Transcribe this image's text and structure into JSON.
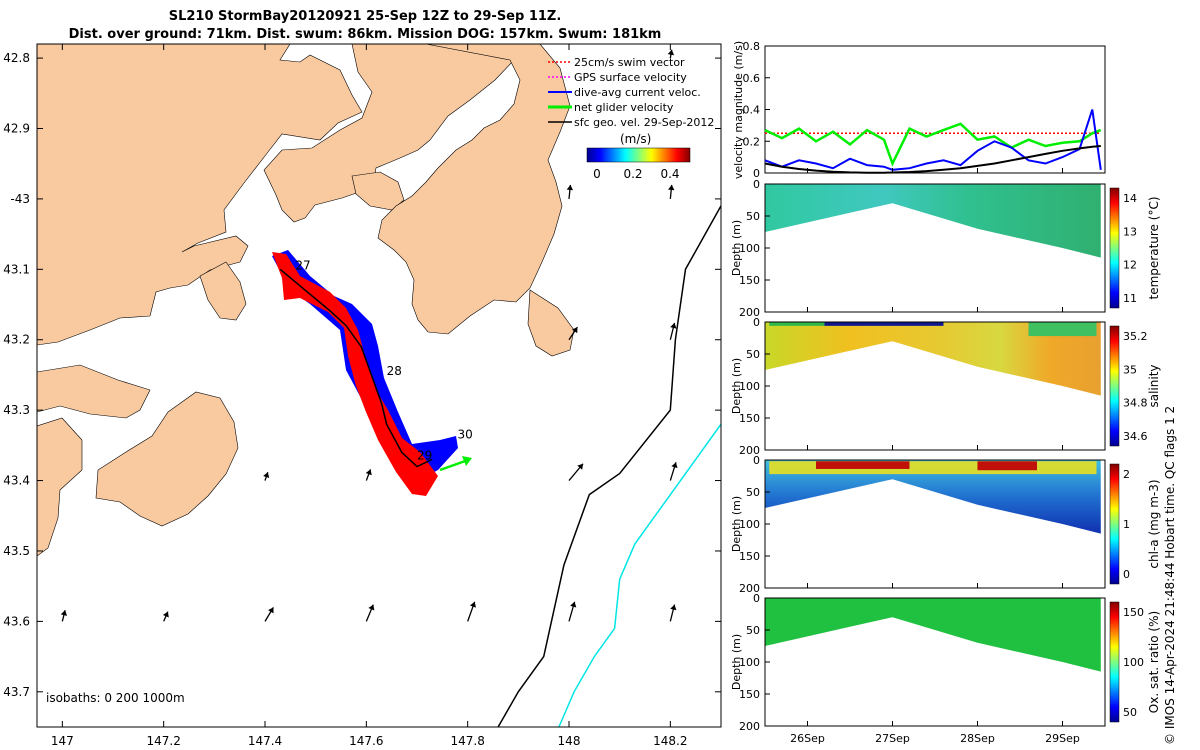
{
  "title": {
    "line1": "SL210 StormBay20120921 25-Sep 12Z to 29-Sep 11Z.",
    "line2": "Dist. over ground: 71km. Dist. swum: 86km. Mission DOG: 157km. Swum: 181km"
  },
  "credit": "© IMOS 14-Apr-2024 21:48:44 Hobart time. QC flags 1  2",
  "colors": {
    "land": "#f9c9a0",
    "sea": "#ffffff",
    "swim": "#ff0000",
    "gps": "#ff00ff",
    "dive_avg": "#0000ff",
    "net": "#00ee00",
    "sfc_geo": "#000000",
    "isobath_200": "#000000",
    "isobath_1000": "#00e5e5"
  },
  "chart_data": [
    {
      "type": "map",
      "name": "map",
      "xlim": [
        146.95,
        148.3
      ],
      "ylim": [
        -43.75,
        -42.78
      ],
      "x_ticks": [
        147,
        147.2,
        147.4,
        147.6,
        147.8,
        148,
        148.2
      ],
      "x_tick_labels": [
        "147",
        "147.2",
        "147.4",
        "147.6",
        "147.8",
        "148",
        "148.2"
      ],
      "y_ticks": [
        -42.8,
        -42.9,
        -43,
        -43.1,
        -43.2,
        -43.3,
        -43.4,
        -43.5,
        -43.6,
        -43.7
      ],
      "y_tick_labels": [
        "42.8",
        "42.9",
        "-43",
        "43.1",
        "43.2",
        "43.3",
        "43.4",
        "43.5",
        "43.6",
        "43.7"
      ],
      "legend": [
        "25cm/s swim vector",
        "GPS surface velocity",
        "dive-avg current veloc.",
        "net glider velocity",
        "sfc geo. vel. 29-Sep-2012"
      ],
      "legend_position": "top-right",
      "colorbar_label": "(m/s)",
      "colorbar_ticks": [
        "0",
        "0.2",
        "0.4"
      ],
      "isobath_label": "isobaths: 0   200  1000m",
      "day_labels": [
        {
          "text": "27",
          "lon": 147.46,
          "lat": -43.1
        },
        {
          "text": "28",
          "lon": 147.64,
          "lat": -43.25
        },
        {
          "text": "29",
          "lon": 147.7,
          "lat": -43.37
        },
        {
          "text": "30",
          "lon": 147.78,
          "lat": -43.34
        }
      ],
      "glider_track": [
        [
          147.43,
          -43.1
        ],
        [
          147.48,
          -43.13
        ],
        [
          147.53,
          -43.16
        ],
        [
          147.56,
          -43.18
        ],
        [
          147.59,
          -43.21
        ],
        [
          147.61,
          -43.25
        ],
        [
          147.63,
          -43.29
        ],
        [
          147.64,
          -43.32
        ],
        [
          147.67,
          -43.36
        ],
        [
          147.7,
          -43.38
        ],
        [
          147.73,
          -43.37
        ]
      ],
      "isobath_200_path": [
        [
          148.3,
          -43.01
        ],
        [
          148.23,
          -43.1
        ],
        [
          148.21,
          -43.2
        ],
        [
          148.2,
          -43.3
        ],
        [
          148.1,
          -43.39
        ],
        [
          148.04,
          -43.42
        ],
        [
          147.99,
          -43.52
        ],
        [
          147.95,
          -43.65
        ],
        [
          147.9,
          -43.7
        ],
        [
          147.86,
          -43.75
        ]
      ],
      "isobath_1000_path": [
        [
          148.3,
          -43.32
        ],
        [
          148.22,
          -43.4
        ],
        [
          148.17,
          -43.45
        ],
        [
          148.13,
          -43.49
        ],
        [
          148.1,
          -43.54
        ],
        [
          148.09,
          -43.61
        ],
        [
          148.05,
          -43.65
        ],
        [
          148.01,
          -43.7
        ],
        [
          147.98,
          -43.75
        ]
      ],
      "sfc_geo_vectors": [
        {
          "lon": 147.0,
          "lat": -43.6,
          "u": 0.02,
          "v": 0.08
        },
        {
          "lon": 147.2,
          "lat": -43.6,
          "u": 0.03,
          "v": 0.07
        },
        {
          "lon": 147.4,
          "lat": -43.6,
          "u": 0.06,
          "v": 0.1
        },
        {
          "lon": 147.6,
          "lat": -43.6,
          "u": 0.05,
          "v": 0.12
        },
        {
          "lon": 147.8,
          "lat": -43.6,
          "u": 0.05,
          "v": 0.14
        },
        {
          "lon": 148.0,
          "lat": -43.6,
          "u": 0.04,
          "v": 0.14
        },
        {
          "lon": 148.2,
          "lat": -43.6,
          "u": 0.03,
          "v": 0.12
        },
        {
          "lon": 147.4,
          "lat": -43.4,
          "u": 0.02,
          "v": 0.06
        },
        {
          "lon": 147.6,
          "lat": -43.4,
          "u": 0.03,
          "v": 0.08
        },
        {
          "lon": 148.0,
          "lat": -43.4,
          "u": 0.1,
          "v": 0.12
        },
        {
          "lon": 148.2,
          "lat": -43.4,
          "u": 0.04,
          "v": 0.13
        },
        {
          "lon": 148.0,
          "lat": -43.2,
          "u": 0.06,
          "v": 0.09
        },
        {
          "lon": 148.2,
          "lat": -43.2,
          "u": 0.03,
          "v": 0.12
        },
        {
          "lon": 148.0,
          "lat": -43.0,
          "u": 0.01,
          "v": 0.1
        },
        {
          "lon": 148.2,
          "lat": -43.0,
          "u": 0.01,
          "v": 0.1
        },
        {
          "lon": 148.2,
          "lat": -42.8,
          "u": 0.01,
          "v": 0.06
        }
      ]
    },
    {
      "type": "line",
      "name": "velocity",
      "ylabel": "velocity magnitude (m/s)",
      "ylim": [
        0,
        0.8
      ],
      "y_ticks": [
        "0",
        "0.2",
        "0.4",
        "0.6",
        "0.8"
      ],
      "x": [
        25.5,
        25.7,
        25.9,
        26.1,
        26.3,
        26.5,
        26.7,
        26.9,
        27.0,
        27.2,
        27.4,
        27.6,
        27.8,
        28.0,
        28.2,
        28.4,
        28.6,
        28.8,
        29.0,
        29.2,
        29.35,
        29.45
      ],
      "series": [
        {
          "name": "25cm/s swim vector",
          "color": "#ff0000",
          "values": [
            0.25,
            0.25,
            0.25,
            0.25,
            0.25,
            0.25,
            0.25,
            0.25,
            0.25,
            0.25,
            0.25,
            0.25,
            0.25,
            0.25,
            0.25,
            0.25,
            0.25,
            0.25,
            0.25,
            0.25,
            0.25,
            0.25
          ]
        },
        {
          "name": "net glider velocity",
          "color": "#00ee00",
          "values": [
            0.27,
            0.22,
            0.28,
            0.2,
            0.26,
            0.18,
            0.27,
            0.21,
            0.06,
            0.28,
            0.23,
            0.27,
            0.31,
            0.21,
            0.23,
            0.16,
            0.21,
            0.17,
            0.19,
            0.2,
            0.25,
            0.27
          ]
        },
        {
          "name": "dive-avg current veloc.",
          "color": "#0000ff",
          "values": [
            0.08,
            0.04,
            0.08,
            0.06,
            0.03,
            0.09,
            0.05,
            0.04,
            0.02,
            0.03,
            0.06,
            0.08,
            0.05,
            0.14,
            0.2,
            0.16,
            0.08,
            0.06,
            0.1,
            0.15,
            0.4,
            0.02
          ]
        },
        {
          "name": "sfc geo. vel. 29-Sep-2012",
          "color": "#000000",
          "values": [
            0.06,
            0.04,
            0.025,
            0.015,
            0.008,
            0.004,
            0.002,
            0.002,
            0.003,
            0.006,
            0.012,
            0.02,
            0.03,
            0.045,
            0.06,
            0.08,
            0.1,
            0.12,
            0.14,
            0.155,
            0.165,
            0.17
          ]
        }
      ]
    },
    {
      "type": "heatmap",
      "name": "temperature",
      "ylabel": "Depth (m)",
      "ylim": [
        200,
        0
      ],
      "y_ticks": [
        "0",
        "50",
        "100",
        "150",
        "200"
      ],
      "colorbar_label": "temperature (°C)",
      "colorbar_ticks": [
        "11",
        "12",
        "13",
        "14"
      ],
      "section_bottom_depth": [
        [
          25.5,
          75
        ],
        [
          26.0,
          60
        ],
        [
          26.5,
          45
        ],
        [
          27.0,
          30
        ],
        [
          27.5,
          50
        ],
        [
          28.0,
          70
        ],
        [
          28.5,
          85
        ],
        [
          29.0,
          100
        ],
        [
          29.45,
          115
        ]
      ],
      "surface_values": [
        13.0,
        12.8,
        12.6,
        12.5,
        12.6,
        12.8,
        12.9,
        12.7,
        12.6
      ]
    },
    {
      "type": "heatmap",
      "name": "salinity",
      "ylabel": "Depth (m)",
      "ylim": [
        200,
        0
      ],
      "y_ticks": [
        "0",
        "50",
        "100",
        "150",
        "200"
      ],
      "colorbar_label": "salinity",
      "colorbar_ticks": [
        "34.6",
        "34.8",
        "35",
        "35.2"
      ],
      "section_bottom_depth": [
        [
          25.5,
          75
        ],
        [
          26.0,
          60
        ],
        [
          26.5,
          45
        ],
        [
          27.0,
          30
        ],
        [
          27.5,
          50
        ],
        [
          28.0,
          70
        ],
        [
          28.5,
          85
        ],
        [
          29.0,
          100
        ],
        [
          29.45,
          115
        ]
      ]
    },
    {
      "type": "heatmap",
      "name": "chl-a",
      "ylabel": "Depth (m)",
      "ylim": [
        200,
        0
      ],
      "y_ticks": [
        "0",
        "50",
        "100",
        "150",
        "200"
      ],
      "colorbar_label": "chl-a (mg m-3)",
      "colorbar_ticks": [
        "0",
        "1",
        "2"
      ],
      "section_bottom_depth": [
        [
          25.5,
          75
        ],
        [
          26.0,
          60
        ],
        [
          26.5,
          45
        ],
        [
          27.0,
          30
        ],
        [
          27.5,
          50
        ],
        [
          28.0,
          70
        ],
        [
          28.5,
          85
        ],
        [
          29.0,
          100
        ],
        [
          29.45,
          115
        ]
      ]
    },
    {
      "type": "heatmap",
      "name": "oxygen",
      "ylabel": "Depth (m)",
      "ylim": [
        200,
        0
      ],
      "y_ticks": [
        "0",
        "50",
        "100",
        "150",
        "200"
      ],
      "x_tick_labels": [
        "26Sep",
        "27Sep",
        "28Sep",
        "29Sep"
      ],
      "x_ticks": [
        26,
        27,
        28,
        29
      ],
      "xlim": [
        25.5,
        29.5
      ],
      "colorbar_label": "Ox. sat. ratio (%)",
      "colorbar_ticks": [
        "50",
        "100",
        "150"
      ],
      "section_bottom_depth": [
        [
          25.5,
          75
        ],
        [
          26.0,
          60
        ],
        [
          26.5,
          45
        ],
        [
          27.0,
          30
        ],
        [
          27.5,
          50
        ],
        [
          28.0,
          70
        ],
        [
          28.5,
          85
        ],
        [
          29.0,
          100
        ],
        [
          29.45,
          115
        ]
      ]
    }
  ]
}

Task to carry out: In the records above, locate the lines holding the word "temperature". Copy each of them.

Expected answer:
      "name": "temperature",
      "colorbar_label": "temperature (°C)",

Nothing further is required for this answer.